● **Exercise instructions**
Extract the lines of the records verbatim, starting at the very first line and ending at the line that contains "746, 683, 810]", with both of those lines included.

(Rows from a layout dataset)
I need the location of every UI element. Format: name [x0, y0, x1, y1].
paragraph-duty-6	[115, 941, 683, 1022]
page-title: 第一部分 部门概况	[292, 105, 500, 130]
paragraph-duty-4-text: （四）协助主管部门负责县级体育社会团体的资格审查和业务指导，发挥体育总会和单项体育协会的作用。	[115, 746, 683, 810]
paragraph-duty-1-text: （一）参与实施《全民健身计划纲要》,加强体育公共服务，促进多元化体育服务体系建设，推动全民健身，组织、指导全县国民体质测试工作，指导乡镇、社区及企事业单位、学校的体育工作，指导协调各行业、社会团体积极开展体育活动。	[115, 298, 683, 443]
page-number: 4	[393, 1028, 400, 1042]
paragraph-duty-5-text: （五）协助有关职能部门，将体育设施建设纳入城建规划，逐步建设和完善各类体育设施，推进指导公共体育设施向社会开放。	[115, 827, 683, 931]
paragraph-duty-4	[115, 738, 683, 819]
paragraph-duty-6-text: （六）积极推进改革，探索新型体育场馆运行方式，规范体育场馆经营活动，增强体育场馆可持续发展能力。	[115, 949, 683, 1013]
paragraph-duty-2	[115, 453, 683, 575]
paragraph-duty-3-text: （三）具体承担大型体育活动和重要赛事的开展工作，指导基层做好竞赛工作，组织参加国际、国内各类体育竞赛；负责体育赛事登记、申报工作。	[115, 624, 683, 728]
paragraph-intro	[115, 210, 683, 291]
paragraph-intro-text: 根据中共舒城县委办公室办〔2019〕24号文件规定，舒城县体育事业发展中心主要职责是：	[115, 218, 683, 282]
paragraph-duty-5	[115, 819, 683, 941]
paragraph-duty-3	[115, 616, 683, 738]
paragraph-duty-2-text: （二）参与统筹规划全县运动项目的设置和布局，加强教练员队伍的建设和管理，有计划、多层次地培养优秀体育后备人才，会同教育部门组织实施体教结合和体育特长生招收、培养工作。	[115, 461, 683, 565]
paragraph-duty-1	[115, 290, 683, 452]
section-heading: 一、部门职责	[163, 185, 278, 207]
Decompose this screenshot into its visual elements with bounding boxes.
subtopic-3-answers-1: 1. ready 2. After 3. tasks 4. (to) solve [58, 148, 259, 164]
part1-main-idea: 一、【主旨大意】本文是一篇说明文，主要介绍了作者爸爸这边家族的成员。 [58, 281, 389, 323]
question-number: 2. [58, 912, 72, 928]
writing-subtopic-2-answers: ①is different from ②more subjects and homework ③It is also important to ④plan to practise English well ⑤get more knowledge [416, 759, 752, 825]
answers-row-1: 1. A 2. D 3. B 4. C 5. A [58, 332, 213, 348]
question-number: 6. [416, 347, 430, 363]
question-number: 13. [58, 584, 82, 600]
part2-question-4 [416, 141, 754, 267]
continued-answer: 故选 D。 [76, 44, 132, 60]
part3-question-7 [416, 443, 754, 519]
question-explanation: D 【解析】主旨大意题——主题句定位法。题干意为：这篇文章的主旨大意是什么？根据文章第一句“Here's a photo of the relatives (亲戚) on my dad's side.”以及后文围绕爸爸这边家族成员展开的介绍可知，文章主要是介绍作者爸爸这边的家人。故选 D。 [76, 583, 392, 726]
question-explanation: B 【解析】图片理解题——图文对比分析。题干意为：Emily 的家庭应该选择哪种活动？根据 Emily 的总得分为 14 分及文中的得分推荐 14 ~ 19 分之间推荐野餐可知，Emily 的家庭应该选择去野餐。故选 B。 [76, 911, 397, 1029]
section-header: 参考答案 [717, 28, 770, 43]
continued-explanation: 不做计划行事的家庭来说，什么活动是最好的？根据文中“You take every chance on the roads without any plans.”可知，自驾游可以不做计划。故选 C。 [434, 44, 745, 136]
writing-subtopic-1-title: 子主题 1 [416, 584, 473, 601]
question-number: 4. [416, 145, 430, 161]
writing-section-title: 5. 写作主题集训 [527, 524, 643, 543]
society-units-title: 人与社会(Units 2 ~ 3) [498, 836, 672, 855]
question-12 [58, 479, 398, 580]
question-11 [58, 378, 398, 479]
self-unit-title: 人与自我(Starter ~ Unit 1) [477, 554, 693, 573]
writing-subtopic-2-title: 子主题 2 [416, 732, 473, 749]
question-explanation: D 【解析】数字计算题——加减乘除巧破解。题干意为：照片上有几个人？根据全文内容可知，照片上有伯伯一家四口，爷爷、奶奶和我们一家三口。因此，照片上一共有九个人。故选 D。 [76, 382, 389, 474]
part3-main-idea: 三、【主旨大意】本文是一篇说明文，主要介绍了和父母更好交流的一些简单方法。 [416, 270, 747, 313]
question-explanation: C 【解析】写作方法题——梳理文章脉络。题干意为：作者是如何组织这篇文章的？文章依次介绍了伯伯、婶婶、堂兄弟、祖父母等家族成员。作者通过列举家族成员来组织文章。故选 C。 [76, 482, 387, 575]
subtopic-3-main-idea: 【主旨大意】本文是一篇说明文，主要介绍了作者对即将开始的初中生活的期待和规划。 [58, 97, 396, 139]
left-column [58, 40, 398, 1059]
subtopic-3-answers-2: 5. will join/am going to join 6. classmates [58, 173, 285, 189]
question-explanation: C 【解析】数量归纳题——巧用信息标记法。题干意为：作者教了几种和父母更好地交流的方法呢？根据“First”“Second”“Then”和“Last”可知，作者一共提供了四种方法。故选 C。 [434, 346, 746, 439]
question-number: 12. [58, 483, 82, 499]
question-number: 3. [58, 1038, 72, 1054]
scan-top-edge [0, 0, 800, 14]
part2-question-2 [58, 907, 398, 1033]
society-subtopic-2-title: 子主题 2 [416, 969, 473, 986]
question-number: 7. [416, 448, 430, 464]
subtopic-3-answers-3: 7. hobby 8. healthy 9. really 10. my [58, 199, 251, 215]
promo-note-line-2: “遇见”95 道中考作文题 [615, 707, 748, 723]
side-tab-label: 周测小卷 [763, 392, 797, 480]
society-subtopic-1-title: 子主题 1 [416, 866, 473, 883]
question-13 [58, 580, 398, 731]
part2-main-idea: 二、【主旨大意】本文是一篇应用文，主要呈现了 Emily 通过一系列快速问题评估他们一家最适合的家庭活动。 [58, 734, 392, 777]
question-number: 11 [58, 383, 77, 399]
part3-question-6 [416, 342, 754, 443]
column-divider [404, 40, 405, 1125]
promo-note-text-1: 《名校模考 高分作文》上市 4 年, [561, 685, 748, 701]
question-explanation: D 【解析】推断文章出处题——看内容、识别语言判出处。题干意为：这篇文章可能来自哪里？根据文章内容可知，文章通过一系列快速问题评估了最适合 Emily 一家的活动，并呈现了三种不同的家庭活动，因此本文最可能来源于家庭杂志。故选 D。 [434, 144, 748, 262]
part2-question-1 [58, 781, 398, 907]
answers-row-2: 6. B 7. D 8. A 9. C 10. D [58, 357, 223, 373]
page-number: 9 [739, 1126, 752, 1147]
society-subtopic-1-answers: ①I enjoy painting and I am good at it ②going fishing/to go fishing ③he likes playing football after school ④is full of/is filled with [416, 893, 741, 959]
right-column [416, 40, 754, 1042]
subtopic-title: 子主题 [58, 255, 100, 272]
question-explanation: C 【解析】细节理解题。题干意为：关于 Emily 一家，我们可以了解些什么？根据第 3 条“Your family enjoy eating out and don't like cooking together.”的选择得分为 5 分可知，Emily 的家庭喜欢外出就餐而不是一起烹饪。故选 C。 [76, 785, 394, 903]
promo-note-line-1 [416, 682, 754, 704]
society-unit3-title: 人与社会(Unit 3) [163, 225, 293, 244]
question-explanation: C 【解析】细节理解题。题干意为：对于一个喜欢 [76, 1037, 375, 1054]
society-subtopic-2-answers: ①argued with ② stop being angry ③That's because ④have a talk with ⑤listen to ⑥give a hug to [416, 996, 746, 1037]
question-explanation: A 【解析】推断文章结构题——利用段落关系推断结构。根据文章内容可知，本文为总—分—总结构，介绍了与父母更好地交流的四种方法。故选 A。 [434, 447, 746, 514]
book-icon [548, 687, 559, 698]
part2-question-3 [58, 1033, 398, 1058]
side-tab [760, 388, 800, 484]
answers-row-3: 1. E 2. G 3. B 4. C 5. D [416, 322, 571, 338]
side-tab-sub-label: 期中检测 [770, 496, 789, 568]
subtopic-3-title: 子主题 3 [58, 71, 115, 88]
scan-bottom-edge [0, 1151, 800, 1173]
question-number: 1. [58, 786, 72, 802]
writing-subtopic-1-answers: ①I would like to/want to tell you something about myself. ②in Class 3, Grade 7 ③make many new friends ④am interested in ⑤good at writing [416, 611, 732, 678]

● **Reply to the exercise**
I need the location of every UI element. Format: name [x0, y0, x1, y1].
paragraph-duty-6	[115, 941, 683, 1022]
page-title: 第一部分 部门概况	[292, 105, 500, 130]
paragraph-duty-4-text: （四）协助主管部门负责县级体育社会团体的资格审查和业务指导，发挥体育总会和单项体育协会的作用。	[115, 746, 683, 810]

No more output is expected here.